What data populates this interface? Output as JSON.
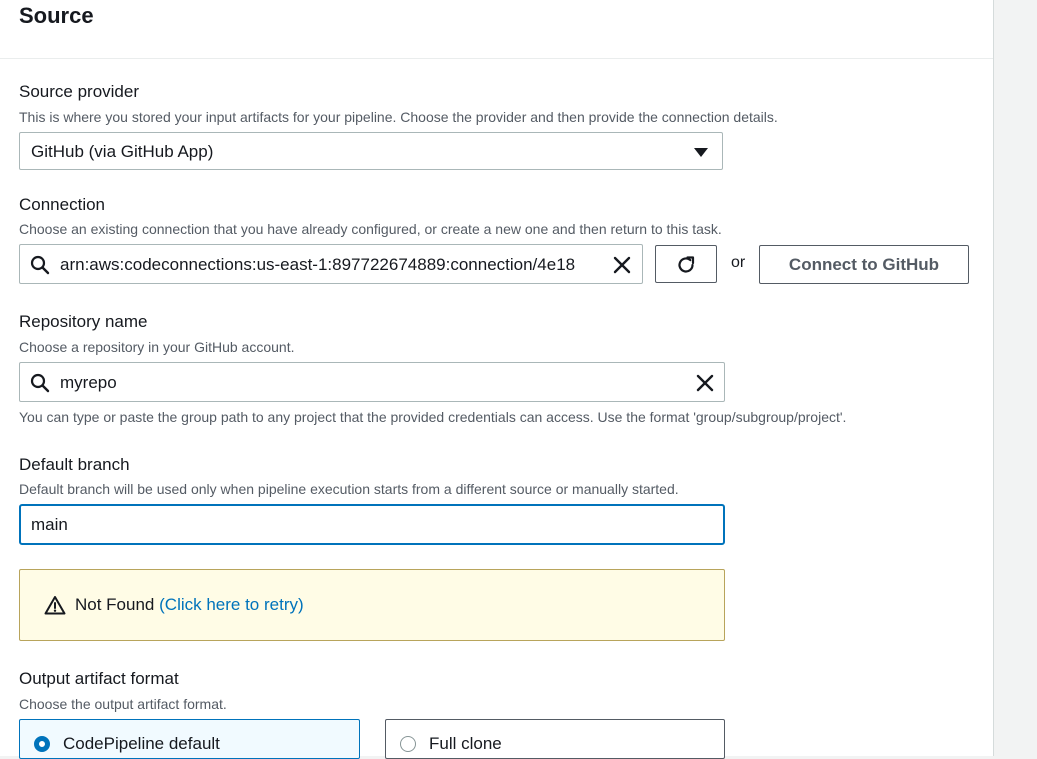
{
  "section": {
    "title": "Source"
  },
  "source_provider": {
    "label": "Source provider",
    "description": "This is where you stored your input artifacts for your pipeline. Choose the provider and then provide the connection details.",
    "selected": "GitHub (via GitHub App)"
  },
  "connection": {
    "label": "Connection",
    "description": "Choose an existing connection that you have already configured, or create a new one and then return to this task.",
    "value": "arn:aws:codeconnections:us-east-1:897722674889:connection/4e18",
    "or_text": "or",
    "connect_button": "Connect to GitHub"
  },
  "repository": {
    "label": "Repository name",
    "description": "Choose a repository in your GitHub account.",
    "value": "myrepo",
    "hint": "You can type or paste the group path to any project that the provided credentials can access. Use the format 'group/subgroup/project'."
  },
  "default_branch": {
    "label": "Default branch",
    "description": "Default branch will be used only when pipeline execution starts from a different source or manually started.",
    "value": "main"
  },
  "alert": {
    "message": "Not Found",
    "retry_link": "(Click here to retry)",
    "color": "#fffce6"
  },
  "output_artifact": {
    "label": "Output artifact format",
    "description": "Choose the output artifact format.",
    "options": [
      {
        "label": "CodePipeline default",
        "selected": true
      },
      {
        "label": "Full clone",
        "selected": false
      }
    ]
  },
  "colors": {
    "accent": "#0073bb",
    "text": "#16191f",
    "secondary": "#545b64"
  }
}
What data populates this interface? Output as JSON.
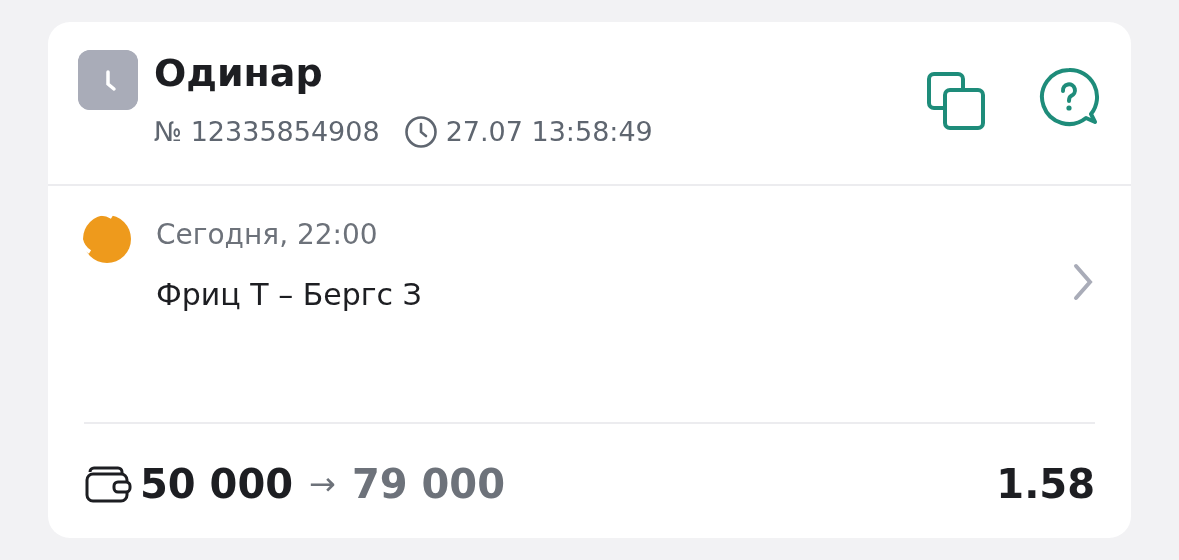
{
  "bet": {
    "type": "Одинар",
    "number": "№ 12335854908",
    "time": "27.07 13:58:49"
  },
  "events": [
    {
      "kind": "tennis",
      "date": "Сегодня, 22:00",
      "match": "Фриц Т – Бергс З"
    }
  ],
  "footer": {
    "stake": "50 000",
    "arrow": "→",
    "payout": "79 000",
    "odds": "1.58"
  }
}
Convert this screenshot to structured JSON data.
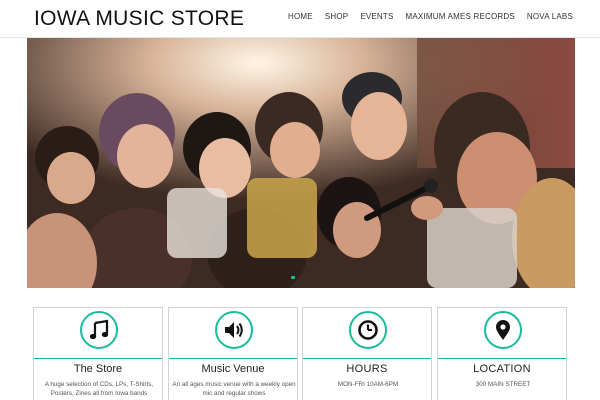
{
  "header": {
    "site_title": "IOWA MUSIC STORE",
    "nav": [
      "HOME",
      "SHOP",
      "EVENTS",
      "MAXIMUM AMES RECORDS",
      "NOVA LABS"
    ]
  },
  "hero": {
    "image": "crowd-with-microphone-photo",
    "slider_active_color": "#1abc9c"
  },
  "cards": [
    {
      "icon": "music-note-icon",
      "title": "The Store",
      "text": "A huge selection of CDs, LPs, T-Shirts, Posters, Zines all from Iowa bands"
    },
    {
      "icon": "volume-icon",
      "title": "Music Venue",
      "text": "An all ages music venue with a weekly open mic and regular shows"
    },
    {
      "icon": "clock-icon",
      "title": "HOURS",
      "text": "MON-FRI 10AM-6PM"
    },
    {
      "icon": "map-pin-icon",
      "title": "LOCATION",
      "text": "300 MAIN STREET"
    }
  ],
  "colors": {
    "accent": "#1abc9c",
    "border": "#cfd4d4",
    "text": "#222222"
  }
}
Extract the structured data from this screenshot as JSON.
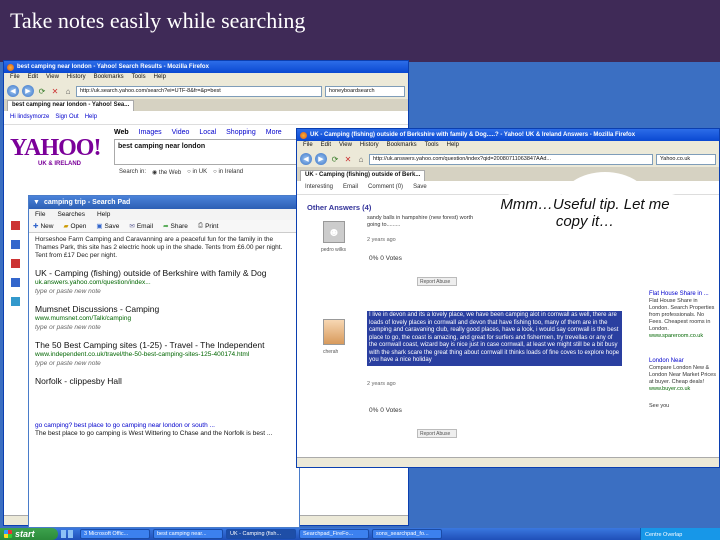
{
  "slide": {
    "title": "Take notes easily while searching"
  },
  "search_window": {
    "title": "best camping near london - Yahoo! Search Results - Mozilla Firefox",
    "menu": [
      "File",
      "Edit",
      "View",
      "History",
      "Bookmarks",
      "Tools",
      "Help"
    ],
    "url": "http://uk.search.yahoo.com/search?ei=UTF-8&fr=&p=best",
    "search_box": "honeyboardsearch",
    "tab_label": "best camping near london - Yahoo! Sea...",
    "header_links": [
      "Hi lindsymorze",
      "Sign Out",
      "Help"
    ],
    "logo": "YAHOO!",
    "logo_sub": "UK & IRELAND",
    "search_tabs": [
      "Web",
      "Images",
      "Video",
      "Local",
      "Shopping",
      "More"
    ],
    "query": "best camping near london",
    "search_in": {
      "label": "Search in:",
      "options": [
        "the Web",
        "in UK",
        "in Ireland"
      ]
    }
  },
  "search_pad": {
    "title": "camping trip - Search Pad",
    "menu": [
      "File",
      "Searches",
      "Help"
    ],
    "tools": [
      "New",
      "Open",
      "Save",
      "Email",
      "Share",
      "Print"
    ],
    "entries": [
      {
        "title": "Horseshoe Farm Camping and Caravanning are a peaceful fun for the family in the Thames Park, this site has 2 electric hook up in the shade. Tents from £6.00 per night. Tent from £17 Dec per night.",
        "url": "",
        "note": ""
      },
      {
        "title": "UK - Camping (fishing) outside of Berkshire with family & Dog",
        "url": "uk.answers.yahoo.com/question/index...",
        "note": "type or paste new note"
      },
      {
        "title": "Mumsnet Discussions - Camping",
        "url": "www.mumsnet.com/Talk/camping",
        "note": "type or paste new note"
      },
      {
        "title": "The 50 Best Camping sites (1-25) - Travel - The Independent",
        "url": "www.independent.co.uk/travel/the-50-best-camping-sites-125-400174.html",
        "note": "type or paste new note"
      },
      {
        "title": "Norfolk - clippesby Hall",
        "url": "",
        "note": ""
      }
    ],
    "bottom_note": "go camping? best place to go camping near london or south ...",
    "bottom_note2": "The best place to go camping is West Wittering to Chase and the Norfolk is best ..."
  },
  "answers_window": {
    "title": "UK - Camping (fishing) outside of Berkshire with family & Dog.....? - Yahoo! UK & Ireland Answers - Mozilla Firefox",
    "menu": [
      "File",
      "Edit",
      "View",
      "History",
      "Bookmarks",
      "Tools",
      "Help"
    ],
    "url": "http://uk.answers.yahoo.com/question/index?qid=20080711063847AAd...",
    "search_box": "Yahoo.co.uk",
    "tab_label": "UK - Camping (fishing) outside of Berk...",
    "toolbar": [
      "Interesting",
      "Email",
      "Comment (0)",
      "Save"
    ],
    "heading": "Other Answers (4)",
    "answer1": {
      "user": "pedro wilks",
      "text": "sandy balls in hampshire (new forest) worth going to.........",
      "ago": "2 years ago",
      "votes": "0% 0 Votes",
      "report": "Report Abuse"
    },
    "answer2": {
      "user": "cherah",
      "text": "I live in devon and its a lovely place, we have been camping alot in cornwall as well, there are loads of lovely places in cornwall and devon that have fishing too, many of them are in the camping and caravaning club, really good places, have a look, i would say cornwall is the best place to go, the coast is amazing, and great for surfers and fishermen, try trevellas or any of the cornwall coast, wizard bay is nice just in case cornwall, at least we might still be a bit busy with the shark scare the great thing about cornwall it thinks loads of fine coves to explore hope you have a nice holiday",
      "ago": "2 years ago",
      "votes": "0% 0 Votes",
      "report": "Report Abuse"
    },
    "ads": [
      {
        "head": "Flat House Share in ...",
        "body": "Flat House Share in London. Search Properties from professionals. No Fees. Cheapest rooms in London.",
        "url": "www.spareroom.co.uk"
      },
      {
        "head": "London Near",
        "body": "Compare London New & London Near Market Prices at buyer. Cheap deals!",
        "url": "www.buyer.co.uk"
      }
    ],
    "see_your": "See you"
  },
  "thought_bubble": {
    "text": "Mmm…Useful tip. Let me copy it…"
  },
  "taskbar": {
    "start": "start",
    "tasks": [
      "3 Microsoft Offic...",
      "best camping near...",
      "UK - Camping (fish...",
      "Searchpad_FireFo...",
      "sons_searchpad_fo..."
    ],
    "tray_text": "Centre Overlap"
  },
  "colors": {
    "slide_bg": "#3f2a57",
    "desktop_bg": "#3b6fc2",
    "yahoo_purple": "#7b0099",
    "highlight_bg": "#2a3fa0"
  }
}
☆ ☆ ☆ ☆
Pick out the lines that include the word "place" and write them out.

Answer for the task.
    "bottom_note": "go camping? best place to go camping near london or south ...",
    "bottom_note2": "The best place to go camping is West Wittering to Chase and the Norfolk is best ..."
      "text": "I live in devon and its a lovely place, we have been camping alot in cornwall as well, there are loads of lovely places in cornwall and devon that have fishing too, many of them are in the camping and caravaning club, really good places, have a look, i would say cornwall is the best place to go, the coast is amazing, and great for surfers and fishermen, try trevellas or any of the cornwall coast, wizard bay is nice just in case cornwall, at least we might still be a bit busy with the shark scare the great thing about cornwall it thinks loads of fine coves to explore hope you have a nice holiday",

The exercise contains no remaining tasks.